→ 本文抜粋
セッション情報 一般演題

タイトル O-46:

麻子仁丸を利用した大腸ファイバーの挿入法

演者 山本 馨(大島医院)
共同演者
抄録 麻子仁丸を利用した大腸ファイバーの挿入法20年ほど前から、大腸検査でX-rayを透かさないガスはないものかと考え、ガスで大腸の二重造影を考えた。バリウムによる体位変換なしで、全大腸の粘膜が読めるのではと思ったのだが、そのようなガスはないようだった。 それではガストログラフィンを飲ませて、大腸に到着したときに空気を入れればいいのではないか考え、実行してみると、一番大腸癌の多いS状結腸は読影不能だった。その時にS状結腸をみる為ファイバーを挿入した所、ファイバーが抵抗もなくスムーズにトンネル状態で入っていくことが確認できた。おそらくガストログラフィンによるぬめりで、S状結腸が屈曲することもなく入っていくのだろうと思った。 そこでさらに油性成分を持つ麻子仁丸を併用して飲ませたら、いかがかなと思いついた。すると前にも増して滑りがよくなった。 麻子仁丸は潤腸通便の効果があり老人や虚証の人、津液が少なく、血燥き、胃腸に熱ある常習便秘に用いられる。構成生薬の麻子仁、杏仁は油性成分があり腸内潤滑作用があることから、ガストログラフィンのぬめりを良くしたと考えられた。 ガストログラフィンと麻子仁丸を併用することで、大腸のねめりが増し、特別なテクニックも必要なく、さらに患者の苦痛も少なく、大腸ファイバーはS状結腸を通過することができる。

→ 課題
次の1.〜3.の記述が、上の本文抜粋の内容と一致するかを判定しなさい。それぞれ「はい」か「いいえ」で答え、判断の根拠となる本文抜粋の語句を正確に引用しなさい。
1. ガストログラフィンを飲ませ、大腸に到着したときに空気を入れる方法では、S状結腸も読影できた。
2. 麻子仁丸の構成生薬である麻子仁と杏仁には油性成分がある。
3. ガストログラフィンと麻子仁丸を併用する方法では、特別なテクニックが必要になる。

→ 提供された行

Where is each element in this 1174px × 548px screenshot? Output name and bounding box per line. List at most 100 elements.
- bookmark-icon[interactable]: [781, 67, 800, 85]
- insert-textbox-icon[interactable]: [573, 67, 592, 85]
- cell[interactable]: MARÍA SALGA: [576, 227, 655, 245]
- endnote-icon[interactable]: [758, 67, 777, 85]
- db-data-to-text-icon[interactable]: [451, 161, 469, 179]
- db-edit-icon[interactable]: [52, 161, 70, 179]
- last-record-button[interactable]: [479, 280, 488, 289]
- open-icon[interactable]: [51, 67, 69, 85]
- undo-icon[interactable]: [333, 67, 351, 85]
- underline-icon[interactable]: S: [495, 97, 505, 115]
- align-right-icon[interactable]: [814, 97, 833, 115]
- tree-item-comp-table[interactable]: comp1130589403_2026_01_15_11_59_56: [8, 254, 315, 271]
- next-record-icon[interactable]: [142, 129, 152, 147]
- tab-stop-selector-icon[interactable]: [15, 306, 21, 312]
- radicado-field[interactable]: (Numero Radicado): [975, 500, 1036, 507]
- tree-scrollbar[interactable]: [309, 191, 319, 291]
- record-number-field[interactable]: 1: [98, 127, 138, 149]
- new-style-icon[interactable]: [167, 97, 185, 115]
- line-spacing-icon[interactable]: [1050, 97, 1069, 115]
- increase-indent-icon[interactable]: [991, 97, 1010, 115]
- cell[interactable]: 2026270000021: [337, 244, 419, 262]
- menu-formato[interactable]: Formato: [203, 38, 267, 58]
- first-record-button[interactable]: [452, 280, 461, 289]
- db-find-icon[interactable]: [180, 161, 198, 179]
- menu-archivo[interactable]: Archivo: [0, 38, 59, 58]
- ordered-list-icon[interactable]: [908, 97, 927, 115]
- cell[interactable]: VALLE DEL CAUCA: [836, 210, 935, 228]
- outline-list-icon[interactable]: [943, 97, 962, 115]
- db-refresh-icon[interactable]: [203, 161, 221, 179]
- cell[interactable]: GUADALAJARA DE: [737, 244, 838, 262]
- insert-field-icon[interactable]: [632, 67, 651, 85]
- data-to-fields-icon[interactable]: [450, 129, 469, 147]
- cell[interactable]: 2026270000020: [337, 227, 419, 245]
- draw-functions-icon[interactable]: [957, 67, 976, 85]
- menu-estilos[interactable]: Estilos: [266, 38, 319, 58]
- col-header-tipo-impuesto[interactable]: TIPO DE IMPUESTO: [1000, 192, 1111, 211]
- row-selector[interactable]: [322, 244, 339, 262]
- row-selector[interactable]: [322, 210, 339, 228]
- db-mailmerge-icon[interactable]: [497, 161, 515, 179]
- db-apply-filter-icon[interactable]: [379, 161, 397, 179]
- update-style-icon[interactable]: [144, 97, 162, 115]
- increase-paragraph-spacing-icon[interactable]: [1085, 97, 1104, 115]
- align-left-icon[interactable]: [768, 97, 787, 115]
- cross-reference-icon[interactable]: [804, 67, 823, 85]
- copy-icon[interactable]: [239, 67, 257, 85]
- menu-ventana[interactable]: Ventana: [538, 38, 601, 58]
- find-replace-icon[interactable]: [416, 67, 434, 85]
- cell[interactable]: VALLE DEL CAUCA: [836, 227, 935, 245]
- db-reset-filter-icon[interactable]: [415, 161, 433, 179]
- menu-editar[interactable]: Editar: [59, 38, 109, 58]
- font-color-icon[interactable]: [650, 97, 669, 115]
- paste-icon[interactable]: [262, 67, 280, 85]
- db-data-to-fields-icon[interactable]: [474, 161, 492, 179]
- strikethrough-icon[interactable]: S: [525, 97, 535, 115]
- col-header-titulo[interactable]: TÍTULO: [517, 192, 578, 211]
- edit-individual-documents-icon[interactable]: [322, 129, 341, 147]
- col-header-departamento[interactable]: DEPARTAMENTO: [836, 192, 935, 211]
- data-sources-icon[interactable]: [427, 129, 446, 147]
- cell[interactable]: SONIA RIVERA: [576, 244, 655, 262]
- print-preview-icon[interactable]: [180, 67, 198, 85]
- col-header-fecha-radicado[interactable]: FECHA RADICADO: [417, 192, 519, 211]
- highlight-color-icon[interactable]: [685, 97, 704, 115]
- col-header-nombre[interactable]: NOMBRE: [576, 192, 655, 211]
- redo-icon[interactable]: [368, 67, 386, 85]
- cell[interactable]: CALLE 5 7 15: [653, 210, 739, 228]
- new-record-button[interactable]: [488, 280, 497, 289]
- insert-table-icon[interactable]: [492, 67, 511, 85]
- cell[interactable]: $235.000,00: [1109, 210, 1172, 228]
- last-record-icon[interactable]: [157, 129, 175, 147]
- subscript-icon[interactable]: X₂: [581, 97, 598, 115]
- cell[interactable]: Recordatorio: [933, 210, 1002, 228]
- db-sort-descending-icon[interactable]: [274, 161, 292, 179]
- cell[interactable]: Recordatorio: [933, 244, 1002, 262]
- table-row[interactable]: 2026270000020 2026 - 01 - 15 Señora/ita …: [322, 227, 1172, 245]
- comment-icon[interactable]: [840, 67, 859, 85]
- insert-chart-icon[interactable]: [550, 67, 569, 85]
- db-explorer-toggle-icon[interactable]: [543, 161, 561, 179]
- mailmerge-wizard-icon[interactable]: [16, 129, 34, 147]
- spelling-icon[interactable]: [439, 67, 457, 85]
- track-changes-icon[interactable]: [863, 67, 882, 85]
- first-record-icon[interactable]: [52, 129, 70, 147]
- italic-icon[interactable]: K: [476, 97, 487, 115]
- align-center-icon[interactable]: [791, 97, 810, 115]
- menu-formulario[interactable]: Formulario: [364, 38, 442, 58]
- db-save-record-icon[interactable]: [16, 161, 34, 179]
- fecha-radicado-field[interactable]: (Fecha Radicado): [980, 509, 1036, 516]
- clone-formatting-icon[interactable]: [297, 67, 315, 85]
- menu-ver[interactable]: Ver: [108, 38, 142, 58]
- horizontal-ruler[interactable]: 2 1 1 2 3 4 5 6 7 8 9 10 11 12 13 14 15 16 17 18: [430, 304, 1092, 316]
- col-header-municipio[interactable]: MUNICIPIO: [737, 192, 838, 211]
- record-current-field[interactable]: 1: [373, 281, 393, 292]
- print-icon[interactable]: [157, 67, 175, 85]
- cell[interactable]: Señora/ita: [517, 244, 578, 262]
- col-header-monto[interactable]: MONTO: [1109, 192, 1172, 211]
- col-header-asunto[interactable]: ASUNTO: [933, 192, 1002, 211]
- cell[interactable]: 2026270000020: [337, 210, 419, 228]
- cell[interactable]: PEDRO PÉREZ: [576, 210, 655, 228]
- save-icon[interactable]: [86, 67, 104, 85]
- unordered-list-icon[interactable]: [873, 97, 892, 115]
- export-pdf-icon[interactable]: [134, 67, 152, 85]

→ 解答
1. いいえ。「一番大腸癌の多いS状結腸は読影不能だった」
2. はい。「構成生薬の麻子仁、杏仁は油性成分があり」
3. いいえ。「特別なテクニックも必要なく」